YOUR TASK:
In the entries below, find every line holding the string "title" and collect it.

[Stored data]
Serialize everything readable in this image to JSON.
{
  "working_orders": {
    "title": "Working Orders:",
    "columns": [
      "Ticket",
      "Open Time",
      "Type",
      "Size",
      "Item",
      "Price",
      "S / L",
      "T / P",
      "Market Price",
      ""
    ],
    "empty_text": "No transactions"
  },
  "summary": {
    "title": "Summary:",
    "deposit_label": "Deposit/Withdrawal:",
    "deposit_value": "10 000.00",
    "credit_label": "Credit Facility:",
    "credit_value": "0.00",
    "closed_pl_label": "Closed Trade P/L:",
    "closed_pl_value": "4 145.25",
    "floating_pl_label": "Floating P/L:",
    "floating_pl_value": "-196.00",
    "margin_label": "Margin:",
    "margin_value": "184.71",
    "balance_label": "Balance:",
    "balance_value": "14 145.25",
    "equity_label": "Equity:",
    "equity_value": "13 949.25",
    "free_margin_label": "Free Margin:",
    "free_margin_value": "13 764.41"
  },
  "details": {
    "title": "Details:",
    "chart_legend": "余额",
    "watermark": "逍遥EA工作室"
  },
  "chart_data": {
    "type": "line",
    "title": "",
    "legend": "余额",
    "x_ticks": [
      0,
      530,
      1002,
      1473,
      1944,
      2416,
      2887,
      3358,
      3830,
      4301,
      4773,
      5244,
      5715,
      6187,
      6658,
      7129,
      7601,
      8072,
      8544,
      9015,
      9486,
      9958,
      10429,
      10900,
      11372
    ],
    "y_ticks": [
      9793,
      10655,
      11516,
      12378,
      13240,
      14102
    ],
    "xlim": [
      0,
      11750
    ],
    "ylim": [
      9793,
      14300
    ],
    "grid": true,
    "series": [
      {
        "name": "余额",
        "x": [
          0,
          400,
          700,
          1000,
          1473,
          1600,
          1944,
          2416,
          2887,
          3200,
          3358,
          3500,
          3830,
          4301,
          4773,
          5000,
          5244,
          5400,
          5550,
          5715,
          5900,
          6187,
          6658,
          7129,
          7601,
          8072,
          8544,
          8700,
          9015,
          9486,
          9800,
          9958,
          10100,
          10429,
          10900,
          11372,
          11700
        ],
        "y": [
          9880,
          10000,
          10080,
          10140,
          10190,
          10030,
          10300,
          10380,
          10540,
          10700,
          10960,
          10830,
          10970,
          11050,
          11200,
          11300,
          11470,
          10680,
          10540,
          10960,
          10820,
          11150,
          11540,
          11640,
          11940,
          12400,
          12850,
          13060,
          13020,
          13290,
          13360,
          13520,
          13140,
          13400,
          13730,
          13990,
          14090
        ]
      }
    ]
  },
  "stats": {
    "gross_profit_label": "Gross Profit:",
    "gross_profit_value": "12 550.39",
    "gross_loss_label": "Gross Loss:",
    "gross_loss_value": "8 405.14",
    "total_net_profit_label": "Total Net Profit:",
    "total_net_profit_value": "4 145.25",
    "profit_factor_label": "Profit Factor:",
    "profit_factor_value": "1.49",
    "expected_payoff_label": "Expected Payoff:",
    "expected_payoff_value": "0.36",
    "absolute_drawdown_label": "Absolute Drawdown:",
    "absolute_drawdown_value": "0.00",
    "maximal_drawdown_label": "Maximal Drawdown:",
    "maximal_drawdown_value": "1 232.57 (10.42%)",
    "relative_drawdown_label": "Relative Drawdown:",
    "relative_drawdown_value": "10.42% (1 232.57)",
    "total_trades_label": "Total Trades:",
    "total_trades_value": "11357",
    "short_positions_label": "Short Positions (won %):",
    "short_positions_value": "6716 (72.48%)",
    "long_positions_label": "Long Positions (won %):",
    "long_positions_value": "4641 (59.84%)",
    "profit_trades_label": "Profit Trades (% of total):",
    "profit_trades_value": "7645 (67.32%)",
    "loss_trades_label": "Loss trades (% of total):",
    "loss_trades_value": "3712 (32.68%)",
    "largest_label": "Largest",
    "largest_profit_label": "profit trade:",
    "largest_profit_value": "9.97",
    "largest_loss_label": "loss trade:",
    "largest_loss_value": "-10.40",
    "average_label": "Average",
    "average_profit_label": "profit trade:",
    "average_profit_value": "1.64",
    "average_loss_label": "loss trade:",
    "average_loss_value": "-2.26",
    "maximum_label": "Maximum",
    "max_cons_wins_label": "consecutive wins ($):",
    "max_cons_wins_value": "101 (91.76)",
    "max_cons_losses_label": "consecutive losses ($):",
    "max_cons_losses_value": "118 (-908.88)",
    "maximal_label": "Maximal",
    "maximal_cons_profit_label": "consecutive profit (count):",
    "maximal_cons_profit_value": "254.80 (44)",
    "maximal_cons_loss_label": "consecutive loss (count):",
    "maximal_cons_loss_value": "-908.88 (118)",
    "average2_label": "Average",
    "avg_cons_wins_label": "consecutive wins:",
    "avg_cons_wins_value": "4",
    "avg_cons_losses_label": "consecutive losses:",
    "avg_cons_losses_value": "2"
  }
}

RESULT FOR THIS EXERCISE:
    "title": "Working Orders:",
    "title": "Summary:",
    "title": "Details:",
    "title": "",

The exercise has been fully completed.